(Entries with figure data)
-------

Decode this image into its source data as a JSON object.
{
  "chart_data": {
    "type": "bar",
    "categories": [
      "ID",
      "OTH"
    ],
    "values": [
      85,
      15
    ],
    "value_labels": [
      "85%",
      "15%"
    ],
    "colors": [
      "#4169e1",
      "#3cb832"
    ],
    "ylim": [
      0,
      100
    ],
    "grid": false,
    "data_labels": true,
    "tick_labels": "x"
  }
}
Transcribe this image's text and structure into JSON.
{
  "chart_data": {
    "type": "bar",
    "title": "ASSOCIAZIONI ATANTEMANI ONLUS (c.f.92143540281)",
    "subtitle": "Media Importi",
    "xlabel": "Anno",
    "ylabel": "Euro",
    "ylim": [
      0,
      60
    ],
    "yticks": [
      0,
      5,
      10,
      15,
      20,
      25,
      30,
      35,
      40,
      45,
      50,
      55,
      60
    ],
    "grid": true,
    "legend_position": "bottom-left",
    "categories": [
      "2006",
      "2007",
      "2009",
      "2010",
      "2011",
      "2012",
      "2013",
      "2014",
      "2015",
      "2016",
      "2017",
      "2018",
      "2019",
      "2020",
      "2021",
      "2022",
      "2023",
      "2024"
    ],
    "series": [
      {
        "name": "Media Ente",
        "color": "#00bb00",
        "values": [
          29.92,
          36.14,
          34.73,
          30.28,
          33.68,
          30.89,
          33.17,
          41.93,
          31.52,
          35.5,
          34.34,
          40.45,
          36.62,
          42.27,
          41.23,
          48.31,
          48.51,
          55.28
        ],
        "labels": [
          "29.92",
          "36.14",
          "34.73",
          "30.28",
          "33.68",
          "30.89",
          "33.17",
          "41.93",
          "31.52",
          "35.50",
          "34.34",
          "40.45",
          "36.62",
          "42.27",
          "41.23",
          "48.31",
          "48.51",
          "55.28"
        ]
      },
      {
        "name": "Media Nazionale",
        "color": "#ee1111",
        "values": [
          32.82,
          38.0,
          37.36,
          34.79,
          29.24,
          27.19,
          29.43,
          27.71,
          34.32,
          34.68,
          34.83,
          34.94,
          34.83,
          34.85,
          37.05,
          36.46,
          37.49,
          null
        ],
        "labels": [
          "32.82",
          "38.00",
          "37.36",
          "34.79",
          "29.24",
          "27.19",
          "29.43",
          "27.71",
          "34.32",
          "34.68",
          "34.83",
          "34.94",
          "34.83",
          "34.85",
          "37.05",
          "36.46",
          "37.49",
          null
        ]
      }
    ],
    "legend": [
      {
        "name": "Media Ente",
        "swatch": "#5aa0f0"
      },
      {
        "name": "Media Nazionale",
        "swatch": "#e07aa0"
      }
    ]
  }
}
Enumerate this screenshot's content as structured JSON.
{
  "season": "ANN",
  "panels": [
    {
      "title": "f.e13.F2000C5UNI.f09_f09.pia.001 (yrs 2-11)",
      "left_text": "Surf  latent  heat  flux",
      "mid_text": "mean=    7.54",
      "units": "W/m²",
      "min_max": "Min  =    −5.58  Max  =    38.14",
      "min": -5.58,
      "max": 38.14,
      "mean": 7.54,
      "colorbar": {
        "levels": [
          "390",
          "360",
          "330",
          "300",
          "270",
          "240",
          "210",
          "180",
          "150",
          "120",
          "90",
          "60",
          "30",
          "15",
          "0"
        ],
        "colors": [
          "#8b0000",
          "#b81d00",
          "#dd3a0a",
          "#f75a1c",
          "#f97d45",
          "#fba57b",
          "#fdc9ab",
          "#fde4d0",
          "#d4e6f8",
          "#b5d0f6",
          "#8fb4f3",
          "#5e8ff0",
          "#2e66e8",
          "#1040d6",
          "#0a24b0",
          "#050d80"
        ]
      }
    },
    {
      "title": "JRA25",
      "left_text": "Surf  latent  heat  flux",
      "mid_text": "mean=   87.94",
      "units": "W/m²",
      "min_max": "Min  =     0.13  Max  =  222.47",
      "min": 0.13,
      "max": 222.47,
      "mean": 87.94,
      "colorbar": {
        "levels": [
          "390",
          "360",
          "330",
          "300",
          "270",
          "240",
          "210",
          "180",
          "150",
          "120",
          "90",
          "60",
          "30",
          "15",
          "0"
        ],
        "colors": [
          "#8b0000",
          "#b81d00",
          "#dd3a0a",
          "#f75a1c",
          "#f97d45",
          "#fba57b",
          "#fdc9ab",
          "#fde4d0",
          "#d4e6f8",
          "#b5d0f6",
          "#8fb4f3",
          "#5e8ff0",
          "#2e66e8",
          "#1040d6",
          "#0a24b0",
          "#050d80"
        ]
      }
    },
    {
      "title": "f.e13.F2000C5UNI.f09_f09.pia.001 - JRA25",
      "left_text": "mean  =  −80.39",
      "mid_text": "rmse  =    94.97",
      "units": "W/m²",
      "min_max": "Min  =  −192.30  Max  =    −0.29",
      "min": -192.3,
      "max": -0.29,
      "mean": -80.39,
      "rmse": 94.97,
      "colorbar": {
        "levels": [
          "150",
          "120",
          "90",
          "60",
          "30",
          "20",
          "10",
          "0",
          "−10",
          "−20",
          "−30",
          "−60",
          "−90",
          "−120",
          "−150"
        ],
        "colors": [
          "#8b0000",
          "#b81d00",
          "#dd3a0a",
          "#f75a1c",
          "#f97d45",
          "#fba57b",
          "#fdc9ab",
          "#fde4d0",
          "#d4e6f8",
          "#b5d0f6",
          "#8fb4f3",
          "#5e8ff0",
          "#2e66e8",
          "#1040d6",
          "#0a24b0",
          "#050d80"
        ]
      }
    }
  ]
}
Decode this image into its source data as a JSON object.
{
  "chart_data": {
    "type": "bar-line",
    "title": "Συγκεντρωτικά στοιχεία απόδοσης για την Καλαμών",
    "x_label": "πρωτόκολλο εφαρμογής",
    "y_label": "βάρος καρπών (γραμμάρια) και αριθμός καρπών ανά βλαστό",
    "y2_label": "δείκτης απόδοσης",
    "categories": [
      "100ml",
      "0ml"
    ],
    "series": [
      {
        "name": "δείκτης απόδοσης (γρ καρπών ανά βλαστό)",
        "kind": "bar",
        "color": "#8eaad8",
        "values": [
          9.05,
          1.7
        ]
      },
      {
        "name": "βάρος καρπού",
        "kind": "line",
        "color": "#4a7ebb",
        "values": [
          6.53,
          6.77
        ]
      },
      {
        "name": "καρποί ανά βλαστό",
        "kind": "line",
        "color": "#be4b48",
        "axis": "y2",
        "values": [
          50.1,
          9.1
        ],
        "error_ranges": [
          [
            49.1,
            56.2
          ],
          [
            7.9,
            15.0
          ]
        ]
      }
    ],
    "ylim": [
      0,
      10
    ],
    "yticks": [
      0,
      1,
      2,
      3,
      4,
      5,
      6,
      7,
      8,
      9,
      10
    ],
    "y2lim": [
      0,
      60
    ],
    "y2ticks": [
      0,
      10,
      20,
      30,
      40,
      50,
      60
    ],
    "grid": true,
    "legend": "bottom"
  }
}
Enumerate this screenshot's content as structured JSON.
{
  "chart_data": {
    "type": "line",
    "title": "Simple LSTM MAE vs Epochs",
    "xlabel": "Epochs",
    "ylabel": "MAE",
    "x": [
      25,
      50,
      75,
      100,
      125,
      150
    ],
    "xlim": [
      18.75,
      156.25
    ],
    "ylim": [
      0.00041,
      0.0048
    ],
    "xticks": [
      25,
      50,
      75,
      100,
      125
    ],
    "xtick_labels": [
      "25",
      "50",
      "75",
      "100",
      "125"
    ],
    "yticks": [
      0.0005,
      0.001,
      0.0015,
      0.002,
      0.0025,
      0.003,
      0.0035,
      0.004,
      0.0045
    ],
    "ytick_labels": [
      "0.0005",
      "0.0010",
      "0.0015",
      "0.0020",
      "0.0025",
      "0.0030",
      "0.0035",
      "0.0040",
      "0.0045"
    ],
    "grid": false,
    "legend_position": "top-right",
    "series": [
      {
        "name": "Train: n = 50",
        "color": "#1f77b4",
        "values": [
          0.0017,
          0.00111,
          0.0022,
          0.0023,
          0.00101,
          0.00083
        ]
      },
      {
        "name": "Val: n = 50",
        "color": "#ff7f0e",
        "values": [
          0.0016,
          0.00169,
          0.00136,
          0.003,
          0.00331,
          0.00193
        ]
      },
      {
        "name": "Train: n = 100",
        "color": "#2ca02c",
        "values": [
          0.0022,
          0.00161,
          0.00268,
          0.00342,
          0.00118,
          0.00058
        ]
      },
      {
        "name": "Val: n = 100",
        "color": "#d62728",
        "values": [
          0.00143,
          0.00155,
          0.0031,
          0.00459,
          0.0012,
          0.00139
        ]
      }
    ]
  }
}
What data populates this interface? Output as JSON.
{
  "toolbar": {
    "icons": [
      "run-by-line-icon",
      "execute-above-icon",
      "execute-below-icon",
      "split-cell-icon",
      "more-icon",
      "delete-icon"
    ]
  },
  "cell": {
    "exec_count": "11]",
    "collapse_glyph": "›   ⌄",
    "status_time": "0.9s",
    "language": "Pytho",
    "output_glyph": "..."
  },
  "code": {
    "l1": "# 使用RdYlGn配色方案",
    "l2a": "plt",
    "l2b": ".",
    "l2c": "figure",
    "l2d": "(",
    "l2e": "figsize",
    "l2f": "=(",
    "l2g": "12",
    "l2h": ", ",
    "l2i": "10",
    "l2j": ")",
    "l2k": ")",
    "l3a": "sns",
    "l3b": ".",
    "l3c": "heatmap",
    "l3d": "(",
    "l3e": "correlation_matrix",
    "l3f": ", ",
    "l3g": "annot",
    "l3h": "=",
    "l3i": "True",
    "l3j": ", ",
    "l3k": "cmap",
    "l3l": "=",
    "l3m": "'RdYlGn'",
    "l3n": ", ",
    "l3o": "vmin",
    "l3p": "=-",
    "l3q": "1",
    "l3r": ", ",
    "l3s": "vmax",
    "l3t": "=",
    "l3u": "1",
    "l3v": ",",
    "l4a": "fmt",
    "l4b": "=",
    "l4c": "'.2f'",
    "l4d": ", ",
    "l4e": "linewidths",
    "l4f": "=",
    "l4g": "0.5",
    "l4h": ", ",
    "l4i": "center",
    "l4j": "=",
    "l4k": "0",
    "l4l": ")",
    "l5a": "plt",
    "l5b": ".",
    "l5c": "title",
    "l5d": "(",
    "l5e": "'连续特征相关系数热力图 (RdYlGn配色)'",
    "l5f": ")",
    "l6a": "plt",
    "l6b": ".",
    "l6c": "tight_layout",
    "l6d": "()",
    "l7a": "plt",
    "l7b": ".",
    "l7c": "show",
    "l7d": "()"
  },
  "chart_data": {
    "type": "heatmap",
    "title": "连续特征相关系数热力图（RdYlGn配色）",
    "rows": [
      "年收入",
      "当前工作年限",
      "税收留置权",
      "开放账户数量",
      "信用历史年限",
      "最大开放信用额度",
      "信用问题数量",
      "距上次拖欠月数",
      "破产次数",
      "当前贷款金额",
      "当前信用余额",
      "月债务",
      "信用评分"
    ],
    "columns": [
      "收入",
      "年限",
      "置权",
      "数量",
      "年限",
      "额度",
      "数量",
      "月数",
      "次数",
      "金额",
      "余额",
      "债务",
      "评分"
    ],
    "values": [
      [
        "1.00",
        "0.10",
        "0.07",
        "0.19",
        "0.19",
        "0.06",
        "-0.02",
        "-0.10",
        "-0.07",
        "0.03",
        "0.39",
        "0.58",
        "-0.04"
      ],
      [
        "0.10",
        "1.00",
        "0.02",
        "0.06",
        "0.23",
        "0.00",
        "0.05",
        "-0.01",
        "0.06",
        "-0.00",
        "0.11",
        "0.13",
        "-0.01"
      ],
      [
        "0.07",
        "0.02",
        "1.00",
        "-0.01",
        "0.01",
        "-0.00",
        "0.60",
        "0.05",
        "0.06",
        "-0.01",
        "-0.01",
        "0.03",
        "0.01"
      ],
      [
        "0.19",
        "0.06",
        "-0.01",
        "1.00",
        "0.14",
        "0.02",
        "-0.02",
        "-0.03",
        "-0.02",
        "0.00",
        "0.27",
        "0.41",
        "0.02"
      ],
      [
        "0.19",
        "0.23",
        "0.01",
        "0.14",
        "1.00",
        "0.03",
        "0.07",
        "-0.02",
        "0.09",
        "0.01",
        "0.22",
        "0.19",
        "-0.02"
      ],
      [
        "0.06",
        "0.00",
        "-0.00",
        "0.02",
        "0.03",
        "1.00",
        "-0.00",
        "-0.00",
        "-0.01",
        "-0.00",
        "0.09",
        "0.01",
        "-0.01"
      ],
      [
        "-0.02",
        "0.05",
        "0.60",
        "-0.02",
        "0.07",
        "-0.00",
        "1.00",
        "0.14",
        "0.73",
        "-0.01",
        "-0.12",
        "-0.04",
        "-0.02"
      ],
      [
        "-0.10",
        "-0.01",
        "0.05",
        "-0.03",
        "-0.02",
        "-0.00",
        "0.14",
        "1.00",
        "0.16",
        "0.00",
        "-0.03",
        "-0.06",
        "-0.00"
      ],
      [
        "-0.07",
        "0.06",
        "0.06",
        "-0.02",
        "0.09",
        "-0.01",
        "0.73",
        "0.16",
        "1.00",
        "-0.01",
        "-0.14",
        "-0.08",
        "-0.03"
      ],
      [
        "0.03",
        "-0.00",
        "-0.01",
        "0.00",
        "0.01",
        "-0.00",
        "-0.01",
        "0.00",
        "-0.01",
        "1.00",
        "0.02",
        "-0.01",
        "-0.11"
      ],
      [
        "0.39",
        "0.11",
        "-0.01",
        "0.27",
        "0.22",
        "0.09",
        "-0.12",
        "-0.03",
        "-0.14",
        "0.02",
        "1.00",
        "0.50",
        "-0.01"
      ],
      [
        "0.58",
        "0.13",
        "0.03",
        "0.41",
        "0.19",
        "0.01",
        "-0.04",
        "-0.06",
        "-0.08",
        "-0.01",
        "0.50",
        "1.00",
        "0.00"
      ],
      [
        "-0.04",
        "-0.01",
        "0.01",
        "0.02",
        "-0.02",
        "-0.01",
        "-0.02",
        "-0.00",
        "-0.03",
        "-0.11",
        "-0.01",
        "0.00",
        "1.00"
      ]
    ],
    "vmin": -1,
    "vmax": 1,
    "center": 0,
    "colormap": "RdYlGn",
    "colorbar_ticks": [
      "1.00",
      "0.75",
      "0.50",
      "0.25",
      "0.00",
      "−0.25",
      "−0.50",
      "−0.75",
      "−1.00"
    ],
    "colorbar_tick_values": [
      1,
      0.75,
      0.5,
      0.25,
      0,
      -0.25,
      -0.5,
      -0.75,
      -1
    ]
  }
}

-------

## EXERCISE TASK:
Collect each line above holding the string "type".

## EXPECTED ANSWER:
    "type": "bar",
    "type": "bar",
    "type": "bar-line",
    "type": "line",
    "type": "heatmap",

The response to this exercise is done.